# Melitta System Error 13



## Marlowe (Apr 26, 2020)

Hi all,

First post here, thanks for creating a forum for coffee appreciators!

Does anyone know what area of fault is referred to by 'System Error 13?' I've tried everywhere online. Melitta just want me to return my machine for a repair that costs more than the machine (4 year old Passione OT).

I've spent several days on the machine and at my wit's end. The drive unit was struggling to turn over the brewing unit, so I replaced the brewing unit (£50). That didn't work so I replaced the drive unit (£80). The drive now turns freely on startup but I now get 'Error 13' followed by the machine resetting. All other usual errors e.g. insert water, insert drip tray, insert brewing unit work as normal.

**Directives**
#1 Collect every line of the entries that contains the string "query", copying each line whole.
#2 Write the next part of the forum thread about the Melitta error, starting after its last sentence.
The forum thread about the Melitta error and the entries come from unrelated sources.

**Provided information**

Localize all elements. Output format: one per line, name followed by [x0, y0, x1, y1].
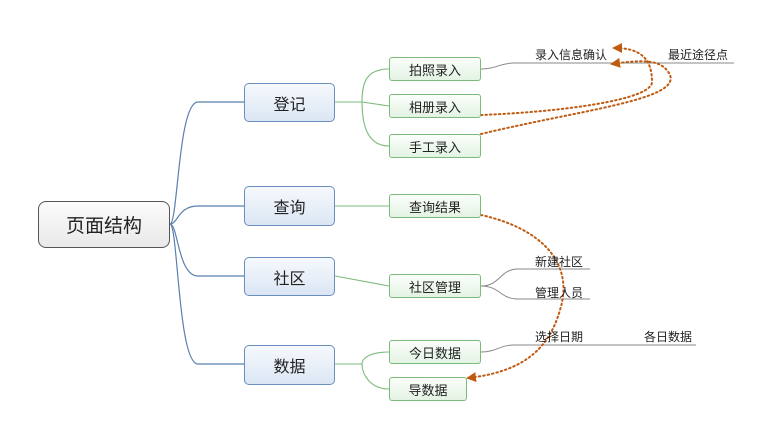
node-album-entry[interactable]: 相册录入	[389, 94, 481, 118]
child-connectors	[334, 68, 390, 390]
connector-root-community	[169, 223, 244, 277]
branch-register[interactable]: 登记	[244, 83, 335, 122]
node-photo-entry-label: 拍照录入	[408, 63, 461, 79]
relation-arrows	[466, 43, 672, 383]
connector-album-entry	[361, 101, 390, 107]
connector-new-community	[480, 268, 590, 287]
node-album-entry-label: 相册录入	[408, 100, 461, 116]
branch-community-label: 社区	[273, 268, 306, 288]
branch-register-label: 登记	[273, 94, 306, 114]
connector-community-manage	[334, 275, 390, 287]
branch-query-label: 查询	[273, 198, 306, 217]
branch-data[interactable]: 数据	[244, 345, 335, 385]
leaf-manage-staff[interactable]: 管理人员	[535, 286, 584, 300]
node-today-data-label: 今日数据	[408, 346, 461, 362]
relation-query-to-export	[466, 214, 565, 383]
connector-select-date	[480, 344, 696, 353]
root-connectors	[169, 101, 244, 365]
connector-photo-entry	[361, 68, 390, 103]
node-manual-entry[interactable]: 手工录入	[389, 134, 481, 158]
node-community-manage[interactable]: 社区管理	[389, 274, 481, 298]
node-today-data[interactable]: 今日数据	[389, 340, 481, 364]
leaf-new-community[interactable]: 新建社区	[535, 255, 584, 269]
branch-community[interactable]: 社区	[244, 257, 335, 296]
leaf-daily-data[interactable]: 各日数据	[644, 330, 693, 344]
connector-today-data	[361, 351, 390, 365]
connector-manage-staff	[480, 285, 590, 300]
node-manual-entry-label: 手工录入	[408, 140, 461, 156]
node-photo-entry[interactable]: 拍照录入	[389, 57, 481, 81]
node-export-data[interactable]: 导数据	[389, 377, 467, 401]
connector-manual-entry	[361, 101, 390, 147]
connector-root-query	[169, 205, 244, 225]
leaf-select-date[interactable]: 选择日期	[535, 330, 584, 344]
node-query-result[interactable]: 查询结果	[389, 194, 481, 218]
leaf-recent-route[interactable]: 最近途径点	[668, 48, 729, 62]
root-node-label: 页面结构	[65, 215, 142, 237]
node-query-result-label: 查询结果	[408, 200, 461, 216]
relation-album-to-confirm	[480, 43, 654, 116]
connector-export-data	[361, 363, 390, 390]
root-node[interactable]: 页面结构	[38, 201, 170, 248]
leaf-connectors	[480, 62, 734, 353]
node-export-data-label: 导数据	[408, 383, 448, 399]
connector-confirm-info	[480, 62, 734, 70]
branch-data-label: 数据	[273, 357, 306, 376]
branch-query[interactable]: 查询	[244, 186, 335, 226]
connector-root-data	[169, 223, 244, 365]
connector-root-register	[169, 101, 244, 225]
relation-manual-to-recent	[480, 57, 672, 135]
leaf-confirm-info[interactable]: 录入信息确认	[535, 48, 608, 62]
node-community-manage-label: 社区管理	[408, 280, 461, 296]
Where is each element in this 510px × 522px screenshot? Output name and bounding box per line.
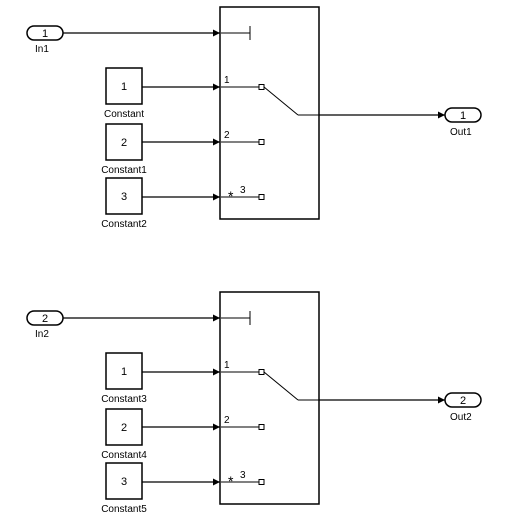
data-port-label: 1: [224, 360, 230, 371]
data-port-label: 3: [240, 185, 246, 196]
constant-box: [105, 67, 143, 105]
data-port-label: 1: [224, 75, 230, 86]
data-port-terminal: [258, 194, 265, 200]
data-port-label: 3: [240, 470, 246, 481]
data-port-terminal: [258, 424, 265, 430]
constant-box: [105, 123, 143, 161]
constant-value: 2: [121, 422, 127, 434]
outport-label: Out1: [450, 127, 472, 138]
multiport-switch-block[interactable]: 1 2 * 3: [219, 291, 320, 505]
constant-box: [105, 408, 143, 446]
inport-label: In1: [35, 44, 49, 55]
constant-box: [105, 177, 143, 215]
outport-label: Out2: [450, 412, 472, 423]
constant-box: [105, 462, 143, 500]
outport-1[interactable]: 1: [444, 107, 482, 123]
data-port-terminal: [258, 369, 265, 375]
constant-name: Constant2: [101, 219, 147, 230]
default-port-marker: *: [228, 473, 234, 489]
subsystem-group-2: 2In212*31Constant32Constant43Constant52O…: [26, 291, 482, 515]
data-port-label: 2: [224, 130, 230, 141]
constant-value: 3: [121, 191, 127, 203]
outport-2[interactable]: 2: [444, 392, 482, 408]
constant-value: 3: [121, 476, 127, 488]
constant-value: 2: [121, 137, 127, 149]
multiport-switch-block[interactable]: 1 2 * 3: [219, 6, 320, 220]
data-port-terminal: [258, 479, 265, 485]
multiport-switch-body: [219, 291, 320, 505]
constant-name: Constant5: [101, 504, 147, 515]
inport-1-number: 1: [42, 28, 48, 40]
default-port-marker: *: [228, 188, 234, 204]
inport-1[interactable]: 1: [26, 25, 64, 41]
switch-lever: [263, 86, 299, 116]
inport-label: In2: [35, 329, 49, 340]
outport-2-number: 2: [460, 395, 466, 407]
outport-1-number: 1: [460, 110, 466, 122]
outport-2-shape: [444, 392, 482, 408]
subsystem-group-1: 1In112*31Constant2Constant13Constant21Ou…: [26, 6, 482, 230]
data-port-terminal: [258, 84, 265, 90]
outport-1-shape: [444, 107, 482, 123]
switch-lever: [263, 371, 299, 401]
data-port-label: 2: [224, 415, 230, 426]
constant-box: [105, 352, 143, 390]
constant-name: Constant4: [101, 450, 147, 461]
constant-value: 1: [121, 81, 127, 93]
inport-2[interactable]: 2: [26, 310, 64, 326]
constant-name: Constant: [104, 109, 144, 120]
inport-2-number: 2: [42, 313, 48, 325]
constant-name: Constant1: [101, 165, 147, 176]
constant-value: 1: [121, 366, 127, 378]
multiport-switch-body: [219, 6, 320, 220]
data-port-terminal: [258, 139, 265, 145]
constant-name: Constant3: [101, 394, 147, 405]
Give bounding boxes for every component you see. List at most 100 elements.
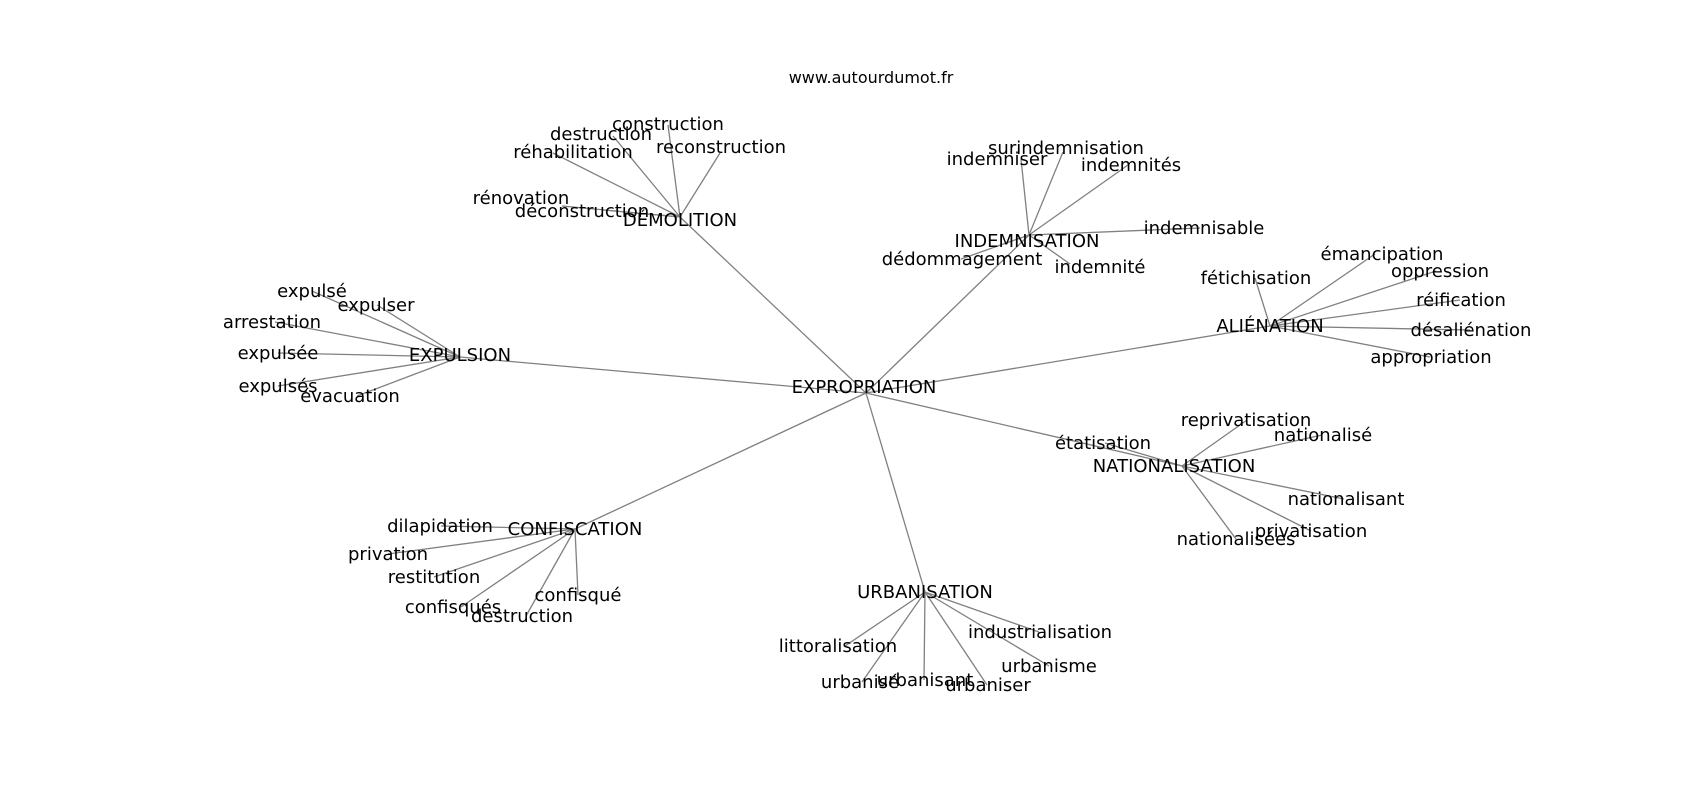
- edge-confiscation-restitution: [433, 528, 576, 578]
- edge-urbanisation-urbanisant: [923, 591, 926, 681]
- leaf-node-fetichisation[interactable]: fétichisation: [1201, 268, 1312, 289]
- edge-demolition-reconstruction: [679, 152, 721, 218]
- edge-confiscation-confisques: [460, 528, 576, 608]
- leaf-node-destruction[interactable]: destruction: [471, 606, 573, 627]
- leaf-node-expulsee[interactable]: expulsée: [238, 343, 319, 364]
- edge-confiscation-dilapidation: [440, 525, 576, 530]
- edge-indemnisation-dedommagement: [960, 234, 1030, 260]
- leaf-node-desalienation[interactable]: désaliénation: [1411, 320, 1532, 341]
- edge-expulsion-arrestation: [274, 321, 461, 358]
- edge-expulsion-expulsee: [277, 352, 461, 358]
- hub-node-urbanisation[interactable]: URBANISATION: [857, 582, 993, 603]
- leaf-node-indemnite[interactable]: indemnité: [1055, 257, 1146, 278]
- edge-confiscation-confisque: [574, 528, 579, 596]
- edge-demolition-deconstruction: [602, 209, 681, 218]
- edge-expulsion-expulses: [277, 356, 461, 387]
- leaf-node-dilapidation[interactable]: dilapidation: [387, 516, 493, 537]
- leaf-node-urbanise[interactable]: urbanisé: [821, 672, 899, 693]
- hub-node-nationalisation[interactable]: NATIONALISATION: [1093, 456, 1256, 477]
- edge-root-nationalisation: [865, 392, 1183, 467]
- edge-root-urbanisation: [865, 392, 926, 593]
- edge-root-expulsion: [459, 356, 867, 394]
- edge-nationalisation-reprivatisation: [1181, 419, 1248, 467]
- edge-confiscation-destruction: [525, 528, 576, 617]
- edge-indemnisation-indemnite: [1028, 234, 1071, 265]
- leaf-node-confisque[interactable]: confisqué: [535, 585, 622, 606]
- edge-demolition-destruction: [612, 135, 681, 218]
- edge-alienation-emancipation: [1269, 253, 1376, 327]
- edge-expulsion-expulser: [376, 304, 461, 358]
- leaf-node-deconstruction[interactable]: déconstruction: [515, 201, 649, 222]
- leaf-node-indemnites[interactable]: indemnités: [1081, 155, 1181, 176]
- edge-alienation-fetichisation: [1254, 277, 1271, 327]
- leaf-node-urbanisant[interactable]: urbanisant: [877, 670, 974, 691]
- leaf-node-surindemnisation[interactable]: surindemnisation: [988, 138, 1144, 159]
- edge-demolition-construction: [667, 124, 681, 218]
- leaf-node-reprivatisation[interactable]: reprivatisation: [1181, 410, 1312, 431]
- leaf-node-indemnisable[interactable]: indemnisable: [1144, 218, 1265, 239]
- leaf-node-etatisation[interactable]: étatisation: [1055, 433, 1151, 454]
- leaf-node-littoralisation[interactable]: littoralisation: [779, 636, 897, 657]
- leaf-node-nationalisees[interactable]: nationalisées: [1177, 529, 1296, 550]
- edge-alienation-desalienation: [1269, 325, 1471, 331]
- edge-nationalisation-nationalisant: [1181, 465, 1345, 500]
- leaf-node-restitution[interactable]: restitution: [388, 567, 480, 588]
- leaf-node-privatisation[interactable]: privatisation: [1255, 521, 1367, 542]
- edge-demolition-rehabilitation: [552, 152, 681, 218]
- edge-indemnisation-surindemnisation: [1028, 151, 1064, 236]
- leaf-node-nationalise[interactable]: nationalisé: [1274, 425, 1372, 446]
- edge-alienation-appropriation: [1269, 325, 1431, 358]
- leaf-node-appropriation[interactable]: appropriation: [1370, 347, 1491, 368]
- edge-nationalisation-nationalise: [1181, 434, 1323, 467]
- edge-root-demolition: [679, 216, 867, 394]
- leaf-node-renovation[interactable]: rénovation: [473, 188, 570, 209]
- edge-root-confiscation: [574, 392, 867, 530]
- leaf-node-emancipation[interactable]: émancipation: [1321, 244, 1444, 265]
- leaf-node-urbanisme[interactable]: urbanisme: [1001, 656, 1097, 677]
- hub-node-expulsion[interactable]: EXPULSION: [409, 345, 511, 366]
- edge-root-alienation: [865, 325, 1271, 394]
- leaf-node-urbaniser[interactable]: urbaniser: [945, 675, 1031, 696]
- leaf-node-dedommagement[interactable]: dédommagement: [882, 249, 1043, 270]
- edge-alienation-reification: [1269, 299, 1461, 327]
- leaf-node-expulser[interactable]: expulser: [337, 295, 415, 316]
- edge-root-indemnisation: [865, 234, 1030, 394]
- hub-node-indemnisation[interactable]: INDEMNISATION: [955, 231, 1100, 252]
- edge-alienation-oppression: [1269, 270, 1437, 327]
- edge-urbanisation-urbaniser: [924, 591, 988, 686]
- leaf-node-rehabilitation[interactable]: réhabilitation: [513, 142, 633, 163]
- edge-confiscation-privation: [387, 528, 576, 555]
- leaf-node-industrialisation[interactable]: industrialisation: [968, 622, 1112, 643]
- leaf-node-confisques[interactable]: confisqués: [405, 597, 501, 618]
- edge-indemnisation-indemnites: [1028, 164, 1129, 236]
- edge-nationalisation-etatisation: [1104, 442, 1183, 467]
- leaf-node-indemniser[interactable]: indemniser: [947, 149, 1048, 170]
- edge-indemnisation-indemniser: [1020, 158, 1030, 236]
- leaf-node-construction[interactable]: construction: [612, 114, 724, 135]
- hub-node-confiscation[interactable]: CONFISCATION: [508, 519, 643, 540]
- leaf-node-reification[interactable]: réification: [1416, 290, 1506, 311]
- leaf-node-expulses[interactable]: expulsés: [238, 376, 317, 397]
- edge-nationalisation-privatisation: [1181, 465, 1312, 532]
- site-label: www.autourdumot.fr: [789, 68, 954, 87]
- leaf-node-reconstruction[interactable]: reconstruction: [656, 137, 786, 158]
- leaf-node-expulse[interactable]: expulsé: [277, 281, 347, 302]
- leaf-node-evacuation[interactable]: évacuation: [300, 386, 400, 407]
- hub-node-demolition[interactable]: DÉMOLITION: [623, 209, 737, 231]
- hub-node-alienation[interactable]: ALIÉNATION: [1216, 315, 1323, 337]
- leaf-node-nationalisant[interactable]: nationalisant: [1288, 489, 1405, 510]
- edge-expulsion-expulse: [311, 290, 461, 358]
- edge-nationalisation-nationalisees: [1181, 465, 1237, 540]
- nodes-layer: DÉMOLITIONconstructiondestructionreconst…: [223, 114, 1532, 696]
- leaf-node-privation[interactable]: privation: [348, 544, 428, 565]
- edges-layer: [274, 124, 1471, 686]
- leaf-node-arrestation[interactable]: arrestation: [223, 312, 321, 333]
- root-node-expropriation[interactable]: EXPROPRIATION: [792, 377, 937, 398]
- leaf-node-oppression[interactable]: oppression: [1391, 261, 1489, 282]
- leaf-node-destruction[interactable]: destruction: [550, 124, 652, 145]
- edge-urbanisation-littoralisation: [844, 591, 926, 647]
- edge-indemnisation-indemnisable: [1028, 227, 1201, 236]
- edge-expulsion-evacuation: [356, 356, 461, 397]
- edge-urbanisation-urbanisme: [924, 591, 1050, 667]
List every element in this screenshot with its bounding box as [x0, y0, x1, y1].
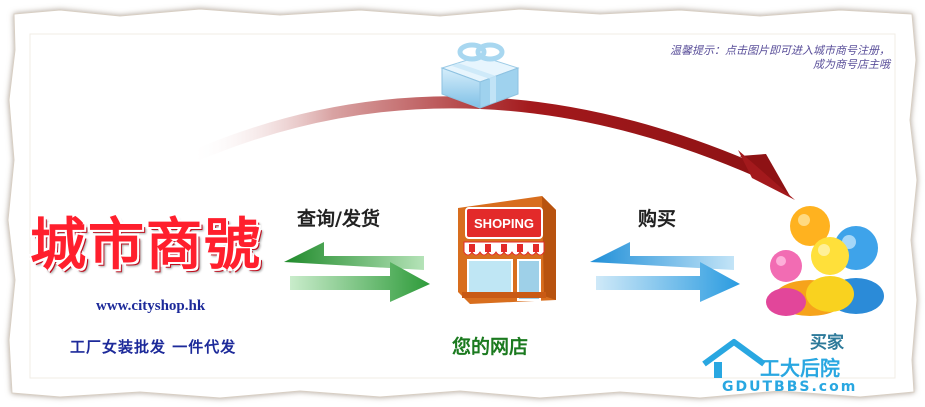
blue-exchange-arrow — [590, 242, 740, 302]
house-logo-icon — [702, 339, 766, 378]
brand-slogan: 工厂女装批发 一件代发 — [70, 338, 237, 356]
buy-label: 购买 — [638, 208, 677, 230]
watermark-subtext: GDUTBBS.com — [722, 379, 858, 395]
buyer-label: 买家 — [810, 333, 844, 353]
hint-line-2: 成为商号店主哦 — [813, 58, 890, 71]
watermark-text: 工大后院 — [760, 356, 840, 380]
brand-url[interactable]: www.cityshop.hk — [96, 298, 206, 314]
gift-box-icon — [440, 42, 520, 109]
hint-line-1: 温馨提示：点击图片即可进入城市商号注册， — [670, 44, 890, 57]
shop-storefront-icon[interactable]: SHOPING — [452, 192, 560, 304]
hint-text: 温馨提示：点击图片即可进入城市商号注册， 成为商号店主哦 — [600, 44, 890, 72]
buyers-group-icon[interactable] — [760, 198, 890, 318]
your-shop-label: 您的网店 — [452, 336, 529, 358]
green-exchange-arrow — [284, 242, 430, 302]
shop-sign-text: SHOPING — [474, 216, 534, 231]
brand-logo-text[interactable]: 城市商號 — [30, 212, 262, 278]
query-ship-label: 查询/发货 — [297, 208, 380, 230]
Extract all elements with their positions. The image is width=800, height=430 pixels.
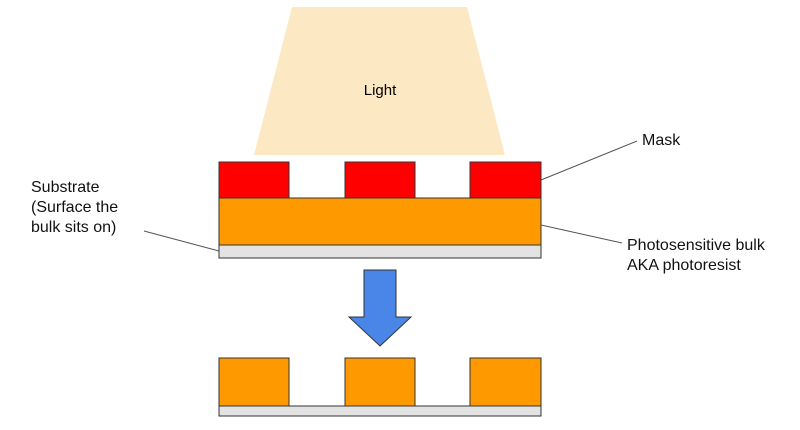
substrate-label: Substrate (Surface the bulk sits on) xyxy=(31,178,118,238)
substrate-label-line-1: Substrate xyxy=(31,179,100,196)
down-arrow-icon xyxy=(347,269,413,347)
photoresist-layer-top xyxy=(218,197,542,246)
substrate-layer-bottom xyxy=(218,405,542,417)
photoresist-block-right xyxy=(469,357,542,407)
substrate-layer-top xyxy=(218,244,542,259)
photoresist-leader-line xyxy=(540,224,623,244)
mask-block-right xyxy=(469,161,542,199)
mask-label: Mask xyxy=(642,132,681,149)
photoresist-label-line-1: Photosensitive bulk xyxy=(627,237,765,254)
photoresist-label-line-2: AKA photoresist xyxy=(627,257,741,274)
photoresist-block-middle xyxy=(344,357,416,407)
photoresist-block-left xyxy=(218,357,290,407)
light-beam xyxy=(254,7,505,155)
mask-block-middle xyxy=(344,161,416,199)
substrate-label-line-2: (Surface the xyxy=(31,199,119,216)
substrate-label-line-3: bulk sits on) xyxy=(31,219,117,236)
mask-leader-line xyxy=(540,140,638,181)
light-label: Light xyxy=(364,82,397,99)
photoresist-label: Photosensitive bulk AKA photoresist xyxy=(627,236,765,276)
substrate-leader-line xyxy=(143,230,220,252)
mask-block-left xyxy=(218,161,290,199)
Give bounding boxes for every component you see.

**Answers by task**
#1
branch-query-label: 查询	[273, 198, 306, 217]
relation-query-to-export	[466, 214, 565, 383]
connector-root-query	[169, 205, 244, 225]
node-query-result[interactable]: 查询结果	[389, 194, 481, 218]
node-query-result-label: 查询结果	[408, 200, 461, 216]
branch-query[interactable]: 查询	[244, 186, 335, 226]
query-ship-label: 查询/发货 — [297, 208, 380, 230]

#2
I carefully used photos to rebuild so I'm confident wiring and hoses etc are connected correctly. The error comes up after a short pause that follows the initial drive turn over of the brewing unit, so I'm wondering if it's a hose issue but can see no connection issues. The heater element warms up also so I don't believe it's an electrical / wiring fault.

Could anyone please advise? I really don't want to get rid of my machine but I've not had a decent coffee since 2019!


----------



## Jaxx (Jan 15, 2022)

Hi Marlowe,

We too have this problem, did you manage to resolve it or did you have to ditch the machine in the end?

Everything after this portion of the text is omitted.